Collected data
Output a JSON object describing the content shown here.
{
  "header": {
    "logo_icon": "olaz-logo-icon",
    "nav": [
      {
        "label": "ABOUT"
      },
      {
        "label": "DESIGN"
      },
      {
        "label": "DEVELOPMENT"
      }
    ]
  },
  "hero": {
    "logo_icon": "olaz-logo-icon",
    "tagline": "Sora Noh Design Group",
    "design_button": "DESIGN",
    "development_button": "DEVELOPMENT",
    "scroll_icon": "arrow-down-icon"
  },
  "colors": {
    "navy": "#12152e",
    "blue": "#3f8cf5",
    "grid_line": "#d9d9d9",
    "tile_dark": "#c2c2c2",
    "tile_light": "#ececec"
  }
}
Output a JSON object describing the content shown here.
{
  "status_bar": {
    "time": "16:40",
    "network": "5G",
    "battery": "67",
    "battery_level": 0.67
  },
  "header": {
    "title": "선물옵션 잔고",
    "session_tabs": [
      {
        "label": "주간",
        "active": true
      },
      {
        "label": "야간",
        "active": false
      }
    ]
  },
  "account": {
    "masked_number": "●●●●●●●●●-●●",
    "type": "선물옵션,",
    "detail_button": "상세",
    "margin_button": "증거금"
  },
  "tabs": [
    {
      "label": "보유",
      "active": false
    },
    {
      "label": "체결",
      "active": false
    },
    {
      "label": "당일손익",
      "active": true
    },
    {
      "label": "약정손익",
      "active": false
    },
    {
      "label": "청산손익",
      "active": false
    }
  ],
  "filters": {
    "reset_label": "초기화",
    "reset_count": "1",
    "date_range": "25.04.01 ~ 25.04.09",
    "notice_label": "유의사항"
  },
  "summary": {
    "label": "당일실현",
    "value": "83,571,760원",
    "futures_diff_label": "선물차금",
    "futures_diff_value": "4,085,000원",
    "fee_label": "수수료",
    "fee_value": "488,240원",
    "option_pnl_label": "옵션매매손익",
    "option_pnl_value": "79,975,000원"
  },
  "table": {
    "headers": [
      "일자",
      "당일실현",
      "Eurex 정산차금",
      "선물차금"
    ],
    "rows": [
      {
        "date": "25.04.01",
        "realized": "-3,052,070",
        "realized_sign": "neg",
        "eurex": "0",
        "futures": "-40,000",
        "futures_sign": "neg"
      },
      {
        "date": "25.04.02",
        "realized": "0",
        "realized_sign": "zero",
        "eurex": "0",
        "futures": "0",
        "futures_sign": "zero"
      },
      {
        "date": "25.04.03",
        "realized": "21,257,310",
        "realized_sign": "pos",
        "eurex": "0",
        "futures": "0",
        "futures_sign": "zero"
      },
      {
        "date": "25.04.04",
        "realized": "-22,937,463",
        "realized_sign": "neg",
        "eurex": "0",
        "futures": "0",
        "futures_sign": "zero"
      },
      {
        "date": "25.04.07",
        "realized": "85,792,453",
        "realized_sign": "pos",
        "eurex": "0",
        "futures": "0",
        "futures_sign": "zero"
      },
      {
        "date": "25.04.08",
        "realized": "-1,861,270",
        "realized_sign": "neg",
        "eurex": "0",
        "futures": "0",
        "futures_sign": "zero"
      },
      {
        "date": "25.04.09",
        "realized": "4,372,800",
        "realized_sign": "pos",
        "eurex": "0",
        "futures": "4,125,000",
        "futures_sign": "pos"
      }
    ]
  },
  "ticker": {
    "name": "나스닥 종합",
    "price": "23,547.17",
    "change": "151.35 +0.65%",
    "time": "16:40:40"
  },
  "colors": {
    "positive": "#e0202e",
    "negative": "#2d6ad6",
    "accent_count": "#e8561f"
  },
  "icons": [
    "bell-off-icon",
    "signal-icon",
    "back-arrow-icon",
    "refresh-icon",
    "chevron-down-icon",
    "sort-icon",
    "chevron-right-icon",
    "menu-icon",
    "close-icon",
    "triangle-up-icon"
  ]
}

▶ _TASK_: Could you quote the material above in full, exactly as it stands?

▶ _FULL ANSWER_:
Output a JSON object describing the content shown here.
{
  "header": {
    "logo_icon": "olaz-logo-icon",
    "nav": [
      {
        "label": "ABOUT"
      },
      {
        "label": "DESIGN"
      },
      {
        "label": "DEVELOPMENT"
      }
    ]
  },
  "hero": {
    "logo_icon": "olaz-logo-icon",
    "tagline": "Sora Noh Design Group",
    "design_button": "DESIGN",
    "development_button": "DEVELOPMENT",
    "scroll_icon": "arrow-down-icon"
  },
  "colors": {
    "navy": "#12152e",
    "blue": "#3f8cf5",
    "grid_line": "#d9d9d9",
    "tile_dark": "#c2c2c2",
    "tile_light": "#ececec"
  }
}
Output a JSON object describing the content shown here.
{
  "status_bar": {
    "time": "16:40",
    "network": "5G",
    "battery": "67",
    "battery_level": 0.67
  },
  "header": {
    "title": "선물옵션 잔고",
    "session_tabs": [
      {
        "label": "주간",
        "active": true
      },
      {
        "label": "야간",
        "active": false
      }
    ]
  },
  "account": {
    "masked_number": "●●●●●●●●●-●●",
    "type": "선물옵션,",
    "detail_button": "상세",
    "margin_button": "증거금"
  },
  "tabs": [
    {
      "label": "보유",
      "active": false
    },
    {
      "label": "체결",
      "active": false
    },
    {
      "label": "당일손익",
      "active": true
    },
    {
      "label": "약정손익",
      "active": false
    },
    {
      "label": "청산손익",
      "active": false
    }
  ],
  "filters": {
    "reset_label": "초기화",
    "reset_count": "1",
    "date_range": "25.04.01 ~ 25.04.09",
    "notice_label": "유의사항"
  },
  "summary": {
    "label": "당일실현",
    "value": "83,571,760원",
    "futures_diff_label": "선물차금",
    "futures_diff_value": "4,085,000원",
    "fee_label": "수수료",
    "fee_value": "488,240원",
    "option_pnl_label": "옵션매매손익",
    "option_pnl_value": "79,975,000원"
  },
  "table": {
    "headers": [
      "일자",
      "당일실현",
      "Eurex 정산차금",
      "선물차금"
    ],
    "rows": [
      {
        "date": "25.04.01",
        "realized": "-3,052,070",
        "realized_sign": "neg",
        "eurex": "0",
        "futures": "-40,000",
        "futures_sign": "neg"
      },
      {
        "date": "25.04.02",
        "realized": "0",
        "realized_sign": "zero",
        "eurex": "0",
        "futures": "0",
        "futures_sign": "zero"
      },
      {
        "date": "25.04.03",
        "realized": "21,257,310",
        "realized_sign": "pos",
        "eurex": "0",
        "futures": "0",
        "futures_sign": "zero"
      },
      {
        "date": "25.04.04",
        "realized": "-22,937,463",
        "realized_sign": "neg",
        "eurex": "0",
        "futures": "0",
        "futures_sign": "zero"
      },
      {
        "date": "25.04.07",
        "realized": "85,792,453",
        "realized_sign": "pos",
        "eurex": "0",
        "futures": "0",
        "futures_sign": "zero"
      },
      {
        "date": "25.04.08",
        "realized": "-1,861,270",
        "realized_sign": "neg",
        "eurex": "0",
        "futures": "0",
        "futures_sign": "zero"
      },
      {
        "date": "25.04.09",
        "realized": "4,372,800",
        "realized_sign": "pos",
        "eurex": "0",
        "futures": "4,125,000",
        "futures_sign": "pos"
      }
    ]
  },
  "ticker": {
    "name": "나스닥 종합",
    "price": "23,547.17",
    "change": "151.35 +0.65%",
    "time": "16:40:40"
  },
  "colors": {
    "positive": "#e0202e",
    "negative": "#2d6ad6",
    "accent_count": "#e8561f"
  },
  "icons": [
    "bell-off-icon",
    "signal-icon",
    "back-arrow-icon",
    "refresh-icon",
    "chevron-down-icon",
    "sort-icon",
    "chevron-right-icon",
    "menu-icon",
    "close-icon",
    "triangle-up-icon"
  ]
}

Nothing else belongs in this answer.